## STATED GOAL
Determine the number of lines containing the word "fine", and state that figure alone.

## RECORDED INFORMATION
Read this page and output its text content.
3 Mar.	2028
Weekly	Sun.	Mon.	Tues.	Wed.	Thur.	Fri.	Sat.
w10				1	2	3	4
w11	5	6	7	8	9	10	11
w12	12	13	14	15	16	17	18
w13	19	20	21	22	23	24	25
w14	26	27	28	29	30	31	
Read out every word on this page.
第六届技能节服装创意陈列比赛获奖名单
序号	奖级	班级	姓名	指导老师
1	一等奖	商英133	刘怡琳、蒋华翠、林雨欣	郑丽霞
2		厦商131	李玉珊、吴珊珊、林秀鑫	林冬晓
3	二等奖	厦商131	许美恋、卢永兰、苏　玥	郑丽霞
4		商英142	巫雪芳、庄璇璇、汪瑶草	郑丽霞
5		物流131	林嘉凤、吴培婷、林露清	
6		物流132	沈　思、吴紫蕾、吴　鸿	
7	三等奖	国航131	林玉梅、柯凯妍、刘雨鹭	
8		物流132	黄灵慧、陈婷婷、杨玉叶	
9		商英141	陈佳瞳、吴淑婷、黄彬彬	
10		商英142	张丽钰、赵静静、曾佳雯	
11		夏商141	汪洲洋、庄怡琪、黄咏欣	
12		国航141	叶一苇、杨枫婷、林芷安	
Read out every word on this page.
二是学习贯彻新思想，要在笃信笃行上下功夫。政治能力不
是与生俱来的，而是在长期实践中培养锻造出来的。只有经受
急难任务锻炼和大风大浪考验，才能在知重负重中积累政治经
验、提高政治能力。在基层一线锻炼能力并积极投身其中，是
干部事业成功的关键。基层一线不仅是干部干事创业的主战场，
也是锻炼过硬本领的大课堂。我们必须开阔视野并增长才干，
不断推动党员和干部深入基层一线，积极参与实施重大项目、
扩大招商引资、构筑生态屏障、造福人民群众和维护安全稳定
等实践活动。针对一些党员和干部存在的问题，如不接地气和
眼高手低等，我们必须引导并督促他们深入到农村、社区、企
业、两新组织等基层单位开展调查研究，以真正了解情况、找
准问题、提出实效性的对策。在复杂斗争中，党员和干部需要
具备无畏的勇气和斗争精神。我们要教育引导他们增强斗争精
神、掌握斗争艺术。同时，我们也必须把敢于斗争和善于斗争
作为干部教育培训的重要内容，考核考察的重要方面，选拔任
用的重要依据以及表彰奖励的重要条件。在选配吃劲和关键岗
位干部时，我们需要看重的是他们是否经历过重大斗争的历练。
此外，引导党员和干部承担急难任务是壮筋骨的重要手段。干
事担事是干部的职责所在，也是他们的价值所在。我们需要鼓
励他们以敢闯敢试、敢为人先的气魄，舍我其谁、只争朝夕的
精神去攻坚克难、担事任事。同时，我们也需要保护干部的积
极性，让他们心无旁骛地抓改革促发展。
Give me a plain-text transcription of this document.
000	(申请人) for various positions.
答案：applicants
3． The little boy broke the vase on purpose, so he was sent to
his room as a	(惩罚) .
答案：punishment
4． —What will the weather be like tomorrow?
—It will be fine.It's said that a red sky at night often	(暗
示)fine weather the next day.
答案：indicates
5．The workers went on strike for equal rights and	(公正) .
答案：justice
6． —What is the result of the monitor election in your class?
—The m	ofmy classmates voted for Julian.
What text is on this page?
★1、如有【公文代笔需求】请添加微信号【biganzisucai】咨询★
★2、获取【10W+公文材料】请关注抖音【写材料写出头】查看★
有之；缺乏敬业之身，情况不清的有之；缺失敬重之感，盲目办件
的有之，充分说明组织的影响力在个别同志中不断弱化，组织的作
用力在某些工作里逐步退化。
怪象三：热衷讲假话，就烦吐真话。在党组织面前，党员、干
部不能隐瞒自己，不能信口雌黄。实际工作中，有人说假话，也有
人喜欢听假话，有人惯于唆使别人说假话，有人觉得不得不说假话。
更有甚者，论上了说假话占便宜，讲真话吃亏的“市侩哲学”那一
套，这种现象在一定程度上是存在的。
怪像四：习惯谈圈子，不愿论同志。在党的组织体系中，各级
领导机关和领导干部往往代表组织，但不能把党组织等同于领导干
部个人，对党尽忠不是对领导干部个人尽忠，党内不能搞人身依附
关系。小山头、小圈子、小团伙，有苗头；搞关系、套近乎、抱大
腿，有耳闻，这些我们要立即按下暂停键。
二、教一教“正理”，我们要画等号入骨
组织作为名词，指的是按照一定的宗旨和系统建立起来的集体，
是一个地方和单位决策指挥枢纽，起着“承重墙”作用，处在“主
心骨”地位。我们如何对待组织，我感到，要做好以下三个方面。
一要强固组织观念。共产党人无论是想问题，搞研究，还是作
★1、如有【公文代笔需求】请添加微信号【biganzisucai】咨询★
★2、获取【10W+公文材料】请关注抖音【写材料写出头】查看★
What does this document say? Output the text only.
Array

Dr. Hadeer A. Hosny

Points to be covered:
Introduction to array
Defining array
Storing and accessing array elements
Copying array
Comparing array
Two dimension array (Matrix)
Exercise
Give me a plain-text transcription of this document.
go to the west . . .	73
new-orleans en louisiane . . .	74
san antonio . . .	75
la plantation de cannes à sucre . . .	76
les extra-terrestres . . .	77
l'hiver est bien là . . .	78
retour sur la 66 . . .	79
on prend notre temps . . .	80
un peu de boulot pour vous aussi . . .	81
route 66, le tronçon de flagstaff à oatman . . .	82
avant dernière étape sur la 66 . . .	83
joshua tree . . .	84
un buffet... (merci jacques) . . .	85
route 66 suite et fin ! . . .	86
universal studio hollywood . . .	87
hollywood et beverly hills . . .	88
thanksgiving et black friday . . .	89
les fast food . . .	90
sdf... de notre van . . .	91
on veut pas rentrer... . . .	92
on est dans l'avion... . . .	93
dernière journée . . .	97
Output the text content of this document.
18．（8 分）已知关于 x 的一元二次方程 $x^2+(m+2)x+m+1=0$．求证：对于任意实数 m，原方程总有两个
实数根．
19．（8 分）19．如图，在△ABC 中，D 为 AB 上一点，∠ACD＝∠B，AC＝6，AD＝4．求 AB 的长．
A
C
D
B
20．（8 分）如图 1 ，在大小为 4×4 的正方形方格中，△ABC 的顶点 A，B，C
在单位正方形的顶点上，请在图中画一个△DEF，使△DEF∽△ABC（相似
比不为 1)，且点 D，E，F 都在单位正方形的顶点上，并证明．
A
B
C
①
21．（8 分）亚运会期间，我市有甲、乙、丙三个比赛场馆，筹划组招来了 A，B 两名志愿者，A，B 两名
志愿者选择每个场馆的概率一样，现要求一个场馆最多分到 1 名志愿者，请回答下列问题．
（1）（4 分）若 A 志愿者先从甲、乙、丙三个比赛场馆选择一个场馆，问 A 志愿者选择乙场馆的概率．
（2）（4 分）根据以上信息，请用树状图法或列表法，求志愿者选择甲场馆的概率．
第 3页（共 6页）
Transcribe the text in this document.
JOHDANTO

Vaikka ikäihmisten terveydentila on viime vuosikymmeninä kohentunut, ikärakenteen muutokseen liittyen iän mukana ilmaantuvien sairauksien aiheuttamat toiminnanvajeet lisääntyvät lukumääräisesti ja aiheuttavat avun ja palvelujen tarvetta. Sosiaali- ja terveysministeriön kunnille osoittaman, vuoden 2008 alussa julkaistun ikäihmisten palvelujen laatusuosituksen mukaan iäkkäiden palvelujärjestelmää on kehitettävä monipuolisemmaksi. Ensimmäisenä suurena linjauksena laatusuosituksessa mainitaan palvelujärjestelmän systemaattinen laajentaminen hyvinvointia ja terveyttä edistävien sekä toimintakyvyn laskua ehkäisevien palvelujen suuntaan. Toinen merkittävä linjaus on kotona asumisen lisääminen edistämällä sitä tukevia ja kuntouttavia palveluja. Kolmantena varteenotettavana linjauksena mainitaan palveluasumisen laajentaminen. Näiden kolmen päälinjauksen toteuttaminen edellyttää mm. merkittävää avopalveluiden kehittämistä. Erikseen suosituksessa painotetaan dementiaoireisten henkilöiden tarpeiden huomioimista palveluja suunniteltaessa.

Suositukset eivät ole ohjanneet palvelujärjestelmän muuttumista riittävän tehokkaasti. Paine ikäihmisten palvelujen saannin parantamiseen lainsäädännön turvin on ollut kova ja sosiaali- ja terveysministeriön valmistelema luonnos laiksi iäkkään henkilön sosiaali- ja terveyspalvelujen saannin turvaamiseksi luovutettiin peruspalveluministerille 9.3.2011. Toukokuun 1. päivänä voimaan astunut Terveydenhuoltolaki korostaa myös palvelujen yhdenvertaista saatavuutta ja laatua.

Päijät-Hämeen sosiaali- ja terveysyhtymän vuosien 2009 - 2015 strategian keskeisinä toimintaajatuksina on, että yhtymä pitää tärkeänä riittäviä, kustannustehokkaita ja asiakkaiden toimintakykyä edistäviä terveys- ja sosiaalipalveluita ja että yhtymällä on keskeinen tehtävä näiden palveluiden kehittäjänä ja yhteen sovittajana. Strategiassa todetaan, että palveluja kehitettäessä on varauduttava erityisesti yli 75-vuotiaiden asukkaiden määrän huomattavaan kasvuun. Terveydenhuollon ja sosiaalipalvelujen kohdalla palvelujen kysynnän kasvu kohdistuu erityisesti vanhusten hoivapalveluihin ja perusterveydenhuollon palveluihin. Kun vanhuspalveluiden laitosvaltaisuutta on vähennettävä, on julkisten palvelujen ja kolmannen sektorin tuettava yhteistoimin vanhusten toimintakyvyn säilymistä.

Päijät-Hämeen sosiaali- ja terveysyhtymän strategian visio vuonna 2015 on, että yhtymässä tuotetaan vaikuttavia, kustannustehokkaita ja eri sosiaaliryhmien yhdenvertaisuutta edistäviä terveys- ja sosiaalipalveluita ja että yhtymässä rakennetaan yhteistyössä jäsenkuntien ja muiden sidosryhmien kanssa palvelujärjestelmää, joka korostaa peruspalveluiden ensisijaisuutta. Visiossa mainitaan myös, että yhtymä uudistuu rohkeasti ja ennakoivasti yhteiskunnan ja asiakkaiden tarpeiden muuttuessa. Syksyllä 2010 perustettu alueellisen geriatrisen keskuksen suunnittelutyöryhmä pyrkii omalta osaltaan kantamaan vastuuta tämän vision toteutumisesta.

## WRITTEN ANSWER
2